Short problem —
Check every line of the material below for the string "marker", and return the ones that have it.
>> start Input records
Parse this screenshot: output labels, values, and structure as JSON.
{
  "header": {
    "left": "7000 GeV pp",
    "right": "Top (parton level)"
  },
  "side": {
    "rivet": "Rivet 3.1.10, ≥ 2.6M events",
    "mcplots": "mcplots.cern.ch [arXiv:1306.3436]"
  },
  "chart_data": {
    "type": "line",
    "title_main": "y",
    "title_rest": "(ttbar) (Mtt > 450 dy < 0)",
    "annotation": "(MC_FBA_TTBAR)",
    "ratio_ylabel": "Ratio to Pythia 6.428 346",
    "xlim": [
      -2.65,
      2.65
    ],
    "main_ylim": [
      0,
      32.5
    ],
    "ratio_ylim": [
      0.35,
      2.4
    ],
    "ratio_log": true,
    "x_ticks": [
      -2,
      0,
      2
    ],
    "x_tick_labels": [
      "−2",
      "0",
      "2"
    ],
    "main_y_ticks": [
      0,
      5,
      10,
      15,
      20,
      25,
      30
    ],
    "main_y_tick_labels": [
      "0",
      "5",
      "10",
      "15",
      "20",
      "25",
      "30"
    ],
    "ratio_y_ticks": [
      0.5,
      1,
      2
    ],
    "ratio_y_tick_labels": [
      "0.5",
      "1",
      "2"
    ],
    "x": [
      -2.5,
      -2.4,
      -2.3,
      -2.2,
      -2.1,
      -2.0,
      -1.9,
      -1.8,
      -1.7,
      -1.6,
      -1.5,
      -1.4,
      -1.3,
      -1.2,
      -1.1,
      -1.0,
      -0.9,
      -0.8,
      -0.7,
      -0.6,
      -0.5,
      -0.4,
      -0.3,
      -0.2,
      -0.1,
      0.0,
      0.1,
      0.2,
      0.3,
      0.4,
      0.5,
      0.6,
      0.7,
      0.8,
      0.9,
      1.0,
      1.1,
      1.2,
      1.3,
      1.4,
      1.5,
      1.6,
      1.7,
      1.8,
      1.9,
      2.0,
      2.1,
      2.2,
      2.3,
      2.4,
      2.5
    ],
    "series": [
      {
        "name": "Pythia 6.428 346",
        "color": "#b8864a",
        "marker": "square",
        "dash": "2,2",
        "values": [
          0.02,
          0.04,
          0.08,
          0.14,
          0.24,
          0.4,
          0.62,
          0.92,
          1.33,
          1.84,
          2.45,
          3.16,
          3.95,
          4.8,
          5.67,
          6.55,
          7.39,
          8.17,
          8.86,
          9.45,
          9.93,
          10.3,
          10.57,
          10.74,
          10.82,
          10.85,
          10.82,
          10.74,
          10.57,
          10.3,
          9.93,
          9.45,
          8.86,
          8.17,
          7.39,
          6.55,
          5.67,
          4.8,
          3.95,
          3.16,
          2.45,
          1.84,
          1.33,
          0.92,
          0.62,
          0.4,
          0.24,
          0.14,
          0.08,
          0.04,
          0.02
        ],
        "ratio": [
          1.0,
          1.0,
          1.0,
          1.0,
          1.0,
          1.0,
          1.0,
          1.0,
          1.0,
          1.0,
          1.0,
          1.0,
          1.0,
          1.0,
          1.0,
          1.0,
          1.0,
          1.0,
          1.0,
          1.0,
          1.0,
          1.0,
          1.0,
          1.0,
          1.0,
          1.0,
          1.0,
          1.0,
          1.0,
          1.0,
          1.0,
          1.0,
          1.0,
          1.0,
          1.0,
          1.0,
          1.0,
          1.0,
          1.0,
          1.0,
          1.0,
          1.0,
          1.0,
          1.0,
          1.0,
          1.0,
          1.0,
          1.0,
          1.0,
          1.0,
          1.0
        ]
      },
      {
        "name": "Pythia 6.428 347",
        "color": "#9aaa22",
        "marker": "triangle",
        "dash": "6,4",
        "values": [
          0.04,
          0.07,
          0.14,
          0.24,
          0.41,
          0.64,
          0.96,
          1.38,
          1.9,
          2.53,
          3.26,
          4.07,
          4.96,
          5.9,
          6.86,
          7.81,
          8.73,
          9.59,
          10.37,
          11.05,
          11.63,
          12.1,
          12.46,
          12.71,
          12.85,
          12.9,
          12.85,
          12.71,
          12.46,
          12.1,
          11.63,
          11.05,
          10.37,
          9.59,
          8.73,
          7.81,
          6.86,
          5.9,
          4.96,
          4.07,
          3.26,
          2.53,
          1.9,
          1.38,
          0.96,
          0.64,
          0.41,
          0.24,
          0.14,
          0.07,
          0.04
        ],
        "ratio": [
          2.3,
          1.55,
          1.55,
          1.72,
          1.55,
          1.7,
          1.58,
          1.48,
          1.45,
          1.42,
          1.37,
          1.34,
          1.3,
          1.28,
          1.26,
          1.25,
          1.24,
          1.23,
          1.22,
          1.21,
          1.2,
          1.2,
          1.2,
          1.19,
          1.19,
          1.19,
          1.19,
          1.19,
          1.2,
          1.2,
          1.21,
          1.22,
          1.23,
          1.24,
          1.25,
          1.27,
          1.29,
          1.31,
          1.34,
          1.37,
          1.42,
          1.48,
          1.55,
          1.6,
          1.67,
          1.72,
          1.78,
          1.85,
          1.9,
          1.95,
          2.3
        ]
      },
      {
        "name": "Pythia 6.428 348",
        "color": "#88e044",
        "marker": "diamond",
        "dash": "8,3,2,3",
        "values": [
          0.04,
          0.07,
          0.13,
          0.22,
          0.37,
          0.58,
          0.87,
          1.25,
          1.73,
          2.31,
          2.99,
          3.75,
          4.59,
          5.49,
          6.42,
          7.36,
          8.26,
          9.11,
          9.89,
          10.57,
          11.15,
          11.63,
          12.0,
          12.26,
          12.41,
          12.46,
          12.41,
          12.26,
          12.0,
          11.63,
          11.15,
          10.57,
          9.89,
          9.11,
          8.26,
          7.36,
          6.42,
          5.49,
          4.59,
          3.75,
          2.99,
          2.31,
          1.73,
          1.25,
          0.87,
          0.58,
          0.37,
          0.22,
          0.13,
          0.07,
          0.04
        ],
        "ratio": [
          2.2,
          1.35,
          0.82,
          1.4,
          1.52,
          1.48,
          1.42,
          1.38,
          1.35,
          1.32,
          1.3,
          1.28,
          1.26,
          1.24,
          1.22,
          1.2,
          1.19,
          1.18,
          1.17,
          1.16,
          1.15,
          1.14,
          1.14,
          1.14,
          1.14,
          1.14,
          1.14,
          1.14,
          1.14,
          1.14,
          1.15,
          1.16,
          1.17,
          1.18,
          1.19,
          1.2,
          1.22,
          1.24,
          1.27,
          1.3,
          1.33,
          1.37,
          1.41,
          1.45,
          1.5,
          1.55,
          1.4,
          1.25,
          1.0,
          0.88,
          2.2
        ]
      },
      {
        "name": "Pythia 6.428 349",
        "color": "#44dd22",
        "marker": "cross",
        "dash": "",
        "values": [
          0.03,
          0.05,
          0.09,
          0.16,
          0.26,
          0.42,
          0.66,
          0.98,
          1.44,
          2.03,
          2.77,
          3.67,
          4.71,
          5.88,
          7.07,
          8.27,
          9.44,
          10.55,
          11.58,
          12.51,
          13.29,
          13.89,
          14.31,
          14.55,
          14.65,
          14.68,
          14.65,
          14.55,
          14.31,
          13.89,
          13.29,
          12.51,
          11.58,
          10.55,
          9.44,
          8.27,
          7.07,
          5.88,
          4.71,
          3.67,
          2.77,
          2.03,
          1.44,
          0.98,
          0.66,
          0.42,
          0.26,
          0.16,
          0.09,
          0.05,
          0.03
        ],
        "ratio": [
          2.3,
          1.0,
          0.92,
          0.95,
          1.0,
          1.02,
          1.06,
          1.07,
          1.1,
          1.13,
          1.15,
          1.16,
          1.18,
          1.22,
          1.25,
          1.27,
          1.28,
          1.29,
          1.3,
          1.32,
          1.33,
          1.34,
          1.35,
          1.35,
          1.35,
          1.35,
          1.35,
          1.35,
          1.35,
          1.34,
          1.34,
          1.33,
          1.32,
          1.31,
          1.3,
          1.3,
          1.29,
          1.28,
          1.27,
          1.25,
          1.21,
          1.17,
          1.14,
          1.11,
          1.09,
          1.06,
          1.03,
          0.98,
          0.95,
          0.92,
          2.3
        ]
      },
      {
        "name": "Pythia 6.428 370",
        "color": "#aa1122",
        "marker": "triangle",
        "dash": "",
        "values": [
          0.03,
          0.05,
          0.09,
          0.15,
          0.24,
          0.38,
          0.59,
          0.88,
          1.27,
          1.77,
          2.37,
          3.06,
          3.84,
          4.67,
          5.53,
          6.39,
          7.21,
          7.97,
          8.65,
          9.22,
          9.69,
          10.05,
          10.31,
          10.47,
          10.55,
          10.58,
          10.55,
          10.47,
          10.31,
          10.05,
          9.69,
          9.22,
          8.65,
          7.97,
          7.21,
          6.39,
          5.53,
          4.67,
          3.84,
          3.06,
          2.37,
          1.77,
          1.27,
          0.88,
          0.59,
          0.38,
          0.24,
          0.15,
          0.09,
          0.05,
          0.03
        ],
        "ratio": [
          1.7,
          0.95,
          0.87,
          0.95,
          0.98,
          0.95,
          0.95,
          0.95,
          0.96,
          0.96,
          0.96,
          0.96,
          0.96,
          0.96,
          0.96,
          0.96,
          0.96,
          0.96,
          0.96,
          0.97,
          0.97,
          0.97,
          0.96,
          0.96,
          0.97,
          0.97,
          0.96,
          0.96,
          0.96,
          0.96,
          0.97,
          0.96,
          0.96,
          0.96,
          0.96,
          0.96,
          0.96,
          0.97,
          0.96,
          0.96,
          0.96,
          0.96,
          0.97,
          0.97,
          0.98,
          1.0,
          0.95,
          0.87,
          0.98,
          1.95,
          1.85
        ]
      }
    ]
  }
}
>> end Input records
Exercise solution —
        "marker": "square",
        "marker": "triangle",
        "marker": "diamond",
        "marker": "cross",
        "marker": "triangle",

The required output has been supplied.